## WHAT YOU SHOULD DO
Show each line from the listing that includes the word "page".

(Dataset items)

↓↓↓

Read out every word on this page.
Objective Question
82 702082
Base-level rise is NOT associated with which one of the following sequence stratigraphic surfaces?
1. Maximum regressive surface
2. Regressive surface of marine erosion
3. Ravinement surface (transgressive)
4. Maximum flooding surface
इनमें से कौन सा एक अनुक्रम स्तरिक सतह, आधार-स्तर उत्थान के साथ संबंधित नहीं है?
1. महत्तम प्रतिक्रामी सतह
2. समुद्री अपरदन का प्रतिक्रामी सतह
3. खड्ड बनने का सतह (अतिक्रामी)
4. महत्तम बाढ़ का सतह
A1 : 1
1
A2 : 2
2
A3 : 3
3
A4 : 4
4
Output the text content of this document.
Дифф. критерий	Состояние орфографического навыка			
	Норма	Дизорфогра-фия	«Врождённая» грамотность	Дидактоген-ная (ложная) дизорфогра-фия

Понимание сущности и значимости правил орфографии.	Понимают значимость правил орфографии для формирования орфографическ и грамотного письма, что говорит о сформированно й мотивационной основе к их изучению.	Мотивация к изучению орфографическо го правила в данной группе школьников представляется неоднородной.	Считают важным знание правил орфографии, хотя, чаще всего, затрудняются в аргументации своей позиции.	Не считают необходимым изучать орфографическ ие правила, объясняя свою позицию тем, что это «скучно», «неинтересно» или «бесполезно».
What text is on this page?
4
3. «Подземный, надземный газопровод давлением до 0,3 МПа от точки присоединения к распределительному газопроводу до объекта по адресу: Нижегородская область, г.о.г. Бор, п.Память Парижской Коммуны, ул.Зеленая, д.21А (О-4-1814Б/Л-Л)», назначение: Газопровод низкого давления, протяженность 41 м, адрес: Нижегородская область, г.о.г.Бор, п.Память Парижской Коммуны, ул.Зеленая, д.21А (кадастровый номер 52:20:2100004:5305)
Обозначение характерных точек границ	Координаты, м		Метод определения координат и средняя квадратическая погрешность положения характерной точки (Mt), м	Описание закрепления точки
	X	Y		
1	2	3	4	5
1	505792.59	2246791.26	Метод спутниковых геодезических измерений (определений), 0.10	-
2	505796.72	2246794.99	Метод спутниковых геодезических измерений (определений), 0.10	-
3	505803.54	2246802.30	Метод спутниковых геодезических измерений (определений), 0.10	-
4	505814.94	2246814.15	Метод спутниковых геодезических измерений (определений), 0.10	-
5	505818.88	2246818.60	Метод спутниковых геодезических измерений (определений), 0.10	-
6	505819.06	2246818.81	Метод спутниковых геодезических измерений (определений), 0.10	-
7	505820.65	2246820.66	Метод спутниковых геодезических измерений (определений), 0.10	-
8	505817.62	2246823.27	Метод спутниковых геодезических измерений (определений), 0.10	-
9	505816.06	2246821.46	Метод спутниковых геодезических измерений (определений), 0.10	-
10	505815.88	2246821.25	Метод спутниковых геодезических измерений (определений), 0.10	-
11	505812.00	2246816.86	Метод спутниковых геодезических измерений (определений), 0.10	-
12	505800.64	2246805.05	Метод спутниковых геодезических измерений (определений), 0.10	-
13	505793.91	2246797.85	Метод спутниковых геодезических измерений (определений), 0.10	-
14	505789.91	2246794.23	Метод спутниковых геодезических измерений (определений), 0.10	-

↑↑↑

## FULL SOLUTION
Read out every word on this page.
What text is on this page?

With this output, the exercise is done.